> Items from a figure collection:

<<<<

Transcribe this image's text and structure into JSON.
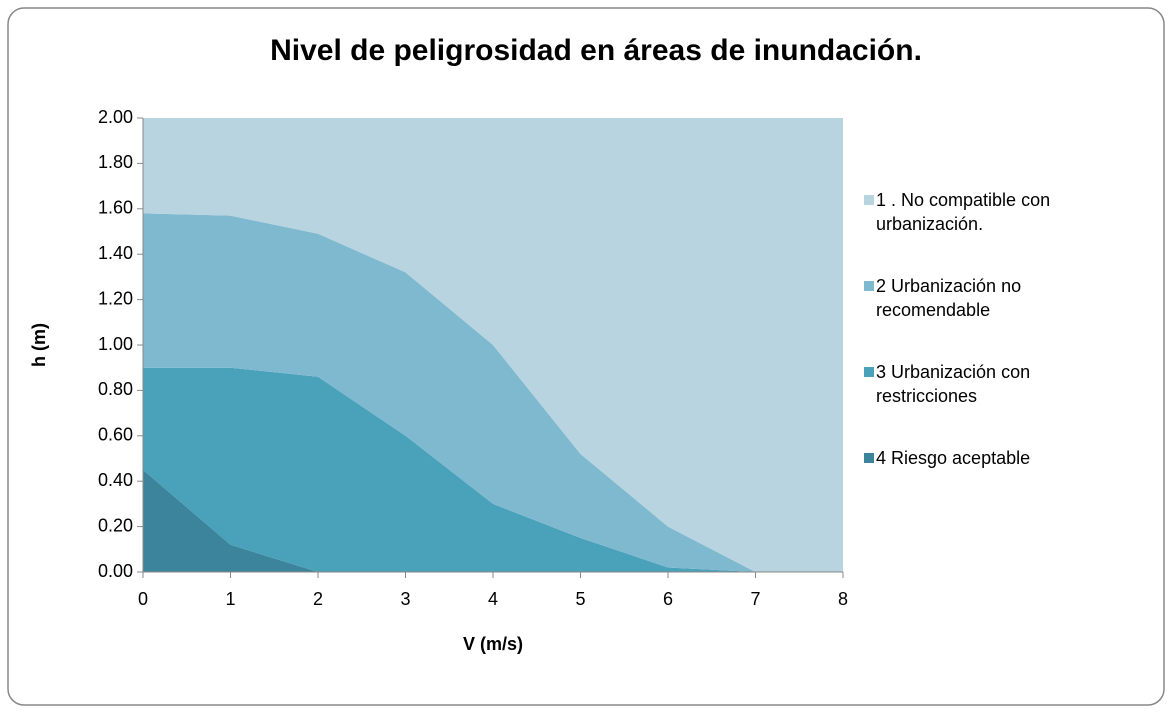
{
  "chart_data": {
    "type": "stacked_area",
    "title": "Nivel de peligrosidad en áreas de inundación.",
    "x_label": "V (m/s)",
    "y_label": "h (m)",
    "x": [
      0,
      1,
      2,
      3,
      4,
      5,
      6,
      7,
      8
    ],
    "series": [
      {
        "name": "1 . No compatible con urbanización.",
        "color": "#b7d4e0",
        "values": [
          0.42,
          0.43,
          0.51,
          0.68,
          1.0,
          1.48,
          1.8,
          2.0,
          2.0
        ]
      },
      {
        "name": "2 Urbanización no recomendable",
        "color": "#7fb9cf",
        "values": [
          0.68,
          0.67,
          0.63,
          0.72,
          0.7,
          0.37,
          0.18,
          0,
          0
        ]
      },
      {
        "name": "3 Urbanización con restricciones",
        "color": "#4aa1ba",
        "values": [
          0.45,
          0.78,
          0.86,
          0.6,
          0.3,
          0.15,
          0.02,
          0,
          0
        ]
      },
      {
        "name": "4 Riesgo aceptable",
        "color": "#3b849b",
        "values": [
          0.45,
          0.12,
          0,
          0,
          0,
          0,
          0,
          0,
          0
        ]
      }
    ],
    "xlim": [
      0,
      8
    ],
    "xticks": [
      0,
      1,
      2,
      3,
      4,
      5,
      6,
      7,
      8
    ],
    "ylim": [
      0,
      2
    ],
    "yticks": [
      {
        "value": 0,
        "label": "0.00"
      },
      {
        "value": 0.2,
        "label": "0.20"
      },
      {
        "value": 0.4,
        "label": "0.40"
      },
      {
        "value": 0.6,
        "label": "0.60"
      },
      {
        "value": 0.8,
        "label": "0.80"
      },
      {
        "value": 1,
        "label": "1.00"
      },
      {
        "value": 1.2,
        "label": "1.20"
      },
      {
        "value": 1.4,
        "label": "1.40"
      },
      {
        "value": 1.6,
        "label": "1.60"
      },
      {
        "value": 1.8,
        "label": "1.80"
      },
      {
        "value": 2,
        "label": "2.00"
      }
    ],
    "legend": "right"
  }
}
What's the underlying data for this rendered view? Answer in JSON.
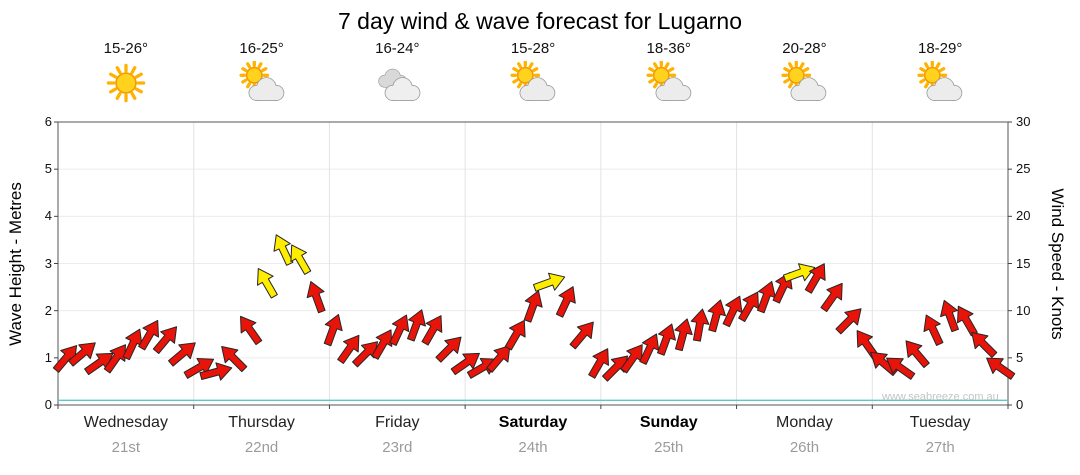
{
  "title": "7 day wind & wave forecast for Lugarno",
  "watermark": "www.seabreeze.com.au",
  "days": [
    {
      "temp": "15-26°",
      "icon": "sunny",
      "name": "Wednesday",
      "date": "21st",
      "weekend": false
    },
    {
      "temp": "16-25°",
      "icon": "partly-cloudy",
      "name": "Thursday",
      "date": "22nd",
      "weekend": false
    },
    {
      "temp": "16-24°",
      "icon": "cloudy",
      "name": "Friday",
      "date": "23rd",
      "weekend": false
    },
    {
      "temp": "15-28°",
      "icon": "partly-cloudy",
      "name": "Saturday",
      "date": "24th",
      "weekend": true
    },
    {
      "temp": "18-36°",
      "icon": "partly-cloudy",
      "name": "Sunday",
      "date": "25th",
      "weekend": true
    },
    {
      "temp": "20-28°",
      "icon": "partly-cloudy",
      "name": "Monday",
      "date": "26th",
      "weekend": false
    },
    {
      "temp": "18-29°",
      "icon": "partly-cloudy",
      "name": "Tuesday",
      "date": "27th",
      "weekend": false
    }
  ],
  "axes": {
    "left_label": "Wave Height - Metres",
    "right_label": "Wind Speed - Knots",
    "left_ticks": [
      0,
      1,
      2,
      3,
      4,
      5,
      6
    ],
    "right_ticks": [
      0,
      5,
      10,
      15,
      20,
      25,
      30
    ]
  },
  "chart_data": {
    "type": "wind-arrow-line",
    "title": "7 day wind & wave forecast for Lugarno",
    "ylabel_left": "Wave Height - Metres",
    "ylabel_right": "Wind Speed - Knots",
    "ylim_left": [
      0,
      6
    ],
    "ylim_right": [
      0,
      30
    ],
    "days": [
      "Wednesday 21st",
      "Thursday 22nd",
      "Friday 23rd",
      "Saturday 24th",
      "Sunday 25th",
      "Monday 26th",
      "Tuesday 27th"
    ],
    "wind_speed_knots": [
      5,
      5.5,
      4.5,
      5,
      6.5,
      7.5,
      7,
      5.5,
      4,
      3.5,
      5,
      8,
      13,
      16.5,
      15.5,
      11.5,
      8,
      6,
      5.5,
      6.5,
      8,
      8.5,
      8,
      6,
      4.5,
      4,
      5,
      7.5,
      10.5,
      13,
      11,
      7.5,
      4.5,
      4,
      5,
      6,
      7,
      7.5,
      8.5,
      9.5,
      10,
      10.5,
      11.5,
      12.5,
      14,
      13.5,
      11.5,
      9,
      6.5,
      4.5,
      4,
      5.5,
      8,
      9.5,
      9,
      6.5,
      4
    ],
    "wind_dir_deg": [
      40,
      50,
      55,
      35,
      25,
      30,
      40,
      50,
      60,
      75,
      -45,
      -35,
      -30,
      -25,
      -30,
      -20,
      20,
      35,
      45,
      30,
      25,
      20,
      30,
      45,
      55,
      60,
      40,
      30,
      20,
      70,
      25,
      40,
      30,
      45,
      35,
      25,
      20,
      15,
      10,
      15,
      25,
      30,
      20,
      25,
      70,
      30,
      35,
      45,
      -35,
      -50,
      -55,
      -40,
      -25,
      -20,
      -30,
      -45,
      -55
    ],
    "strong_wind_flags": [
      0,
      0,
      0,
      0,
      0,
      0,
      0,
      0,
      0,
      0,
      0,
      0,
      1,
      1,
      1,
      0,
      0,
      0,
      0,
      0,
      0,
      0,
      0,
      0,
      0,
      0,
      0,
      0,
      0,
      1,
      0,
      0,
      0,
      0,
      0,
      0,
      0,
      0,
      0,
      0,
      0,
      0,
      0,
      0,
      1,
      0,
      0,
      0,
      0,
      0,
      0,
      0,
      0,
      0,
      0,
      0,
      0
    ],
    "wave_height_m": 0.1,
    "legend": "none",
    "grid": "light vertical day separators and faint horizontal metre lines",
    "colors": {
      "arrow": "#e81309",
      "strong_arrow": "#ffed00",
      "arrow_outline": "#262626",
      "wave_line": "#5bc8c8",
      "axis": "#555555"
    }
  }
}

>>>>

> DO THIS: Go through the listing above and write it out again exactly, dropping the pictures.

> RESPONSE TO THE EXERCISE:
Transcribe this image's text and structure into JSON.
{
  "chart_data": {
    "type": "stacked_area",
    "title": "Nivel de peligrosidad en áreas de inundación.",
    "x_label": "V (m/s)",
    "y_label": "h (m)",
    "x": [
      0,
      1,
      2,
      3,
      4,
      5,
      6,
      7,
      8
    ],
    "series": [
      {
        "name": "1 . No compatible con urbanización.",
        "color": "#b7d4e0",
        "values": [
          0.42,
          0.43,
          0.51,
          0.68,
          1.0,
          1.48,
          1.8,
          2.0,
          2.0
        ]
      },
      {
        "name": "2 Urbanización no recomendable",
        "color": "#7fb9cf",
        "values": [
          0.68,
          0.67,
          0.63,
          0.72,
          0.7,
          0.37,
          0.18,
          0,
          0
        ]
      },
      {
        "name": "3 Urbanización con restricciones",
        "color": "#4aa1ba",
        "values": [
          0.45,
          0.78,
          0.86,
          0.6,
          0.3,
          0.15,
          0.02,
          0,
          0
        ]
      },
      {
        "name": "4 Riesgo aceptable",
        "color": "#3b849b",
        "values": [
          0.45,
          0.12,
          0,
          0,
          0,
          0,
          0,
          0,
          0
        ]
      }
    ],
    "xlim": [
      0,
      8
    ],
    "xticks": [
      0,
      1,
      2,
      3,
      4,
      5,
      6,
      7,
      8
    ],
    "ylim": [
      0,
      2
    ],
    "yticks": [
      {
        "value": 0,
        "label": "0.00"
      },
      {
        "value": 0.2,
        "label": "0.20"
      },
      {
        "value": 0.4,
        "label": "0.40"
      },
      {
        "value": 0.6,
        "label": "0.60"
      },
      {
        "value": 0.8,
        "label": "0.80"
      },
      {
        "value": 1,
        "label": "1.00"
      },
      {
        "value": 1.2,
        "label": "1.20"
      },
      {
        "value": 1.4,
        "label": "1.40"
      },
      {
        "value": 1.6,
        "label": "1.60"
      },
      {
        "value": 1.8,
        "label": "1.80"
      },
      {
        "value": 2,
        "label": "2.00"
      }
    ],
    "legend": "right"
  }
}
What's the underlying data for this rendered view? Answer in JSON.
{
  "title": "7 day wind & wave forecast for Lugarno",
  "watermark": "www.seabreeze.com.au",
  "days": [
    {
      "temp": "15-26°",
      "icon": "sunny",
      "name": "Wednesday",
      "date": "21st",
      "weekend": false
    },
    {
      "temp": "16-25°",
      "icon": "partly-cloudy",
      "name": "Thursday",
      "date": "22nd",
      "weekend": false
    },
    {
      "temp": "16-24°",
      "icon": "cloudy",
      "name": "Friday",
      "date": "23rd",
      "weekend": false
    },
    {
      "temp": "15-28°",
      "icon": "partly-cloudy",
      "name": "Saturday",
      "date": "24th",
      "weekend": true
    },
    {
      "temp": "18-36°",
      "icon": "partly-cloudy",
      "name": "Sunday",
      "date": "25th",
      "weekend": true
    },
    {
      "temp": "20-28°",
      "icon": "partly-cloudy",
      "name": "Monday",
      "date": "26th",
      "weekend": false
    },
    {
      "temp": "18-29°",
      "icon": "partly-cloudy",
      "name": "Tuesday",
      "date": "27th",
      "weekend": false
    }
  ],
  "axes": {
    "left_label": "Wave Height - Metres",
    "right_label": "Wind Speed - Knots",
    "left_ticks": [
      0,
      1,
      2,
      3,
      4,
      5,
      6
    ],
    "right_ticks": [
      0,
      5,
      10,
      15,
      20,
      25,
      30
    ]
  },
  "chart_data": {
    "type": "wind-arrow-line",
    "title": "7 day wind & wave forecast for Lugarno",
    "ylabel_left": "Wave Height - Metres",
    "ylabel_right": "Wind Speed - Knots",
    "ylim_left": [
      0,
      6
    ],
    "ylim_right": [
      0,
      30
    ],
    "days": [
      "Wednesday 21st",
      "Thursday 22nd",
      "Friday 23rd",
      "Saturday 24th",
      "Sunday 25th",
      "Monday 26th",
      "Tuesday 27th"
    ],
    "wind_speed_knots": [
      5,
      5.5,
      4.5,
      5,
      6.5,
      7.5,
      7,
      5.5,
      4,
      3.5,
      5,
      8,
      13,
      16.5,
      15.5,
      11.5,
      8,
      6,
      5.5,
      6.5,
      8,
      8.5,
      8,
      6,
      4.5,
      4,
      5,
      7.5,
      10.5,
      13,
      11,
      7.5,
      4.5,
      4,
      5,
      6,
      7,
      7.5,
      8.5,
      9.5,
      10,
      10.5,
      11.5,
      12.5,
      14,
      13.5,
      11.5,
      9,
      6.5,
      4.5,
      4,
      5.5,
      8,
      9.5,
      9,
      6.5,
      4
    ],
    "wind_dir_deg": [
      40,
      50,
      55,
      35,
      25,
      30,
      40,
      50,
      60,
      75,
      -45,
      -35,
      -30,
      -25,
      -30,
      -20,
      20,
      35,
      45,
      30,
      25,
      20,
      30,
      45,
      55,
      60,
      40,
      30,
      20,
      70,
      25,
      40,
      30,
      45,
      35,
      25,
      20,
      15,
      10,
      15,
      25,
      30,
      20,
      25,
      70,
      30,
      35,
      45,
      -35,
      -50,
      -55,
      -40,
      -25,
      -20,
      -30,
      -45,
      -55
    ],
    "strong_wind_flags": [
      0,
      0,
      0,
      0,
      0,
      0,
      0,
      0,
      0,
      0,
      0,
      0,
      1,
      1,
      1,
      0,
      0,
      0,
      0,
      0,
      0,
      0,
      0,
      0,
      0,
      0,
      0,
      0,
      0,
      1,
      0,
      0,
      0,
      0,
      0,
      0,
      0,
      0,
      0,
      0,
      0,
      0,
      0,
      0,
      1,
      0,
      0,
      0,
      0,
      0,
      0,
      0,
      0,
      0,
      0,
      0,
      0
    ],
    "wave_height_m": 0.1,
    "legend": "none",
    "grid": "light vertical day separators and faint horizontal metre lines",
    "colors": {
      "arrow": "#e81309",
      "strong_arrow": "#ffed00",
      "arrow_outline": "#262626",
      "wave_line": "#5bc8c8",
      "axis": "#555555"
    }
  }
}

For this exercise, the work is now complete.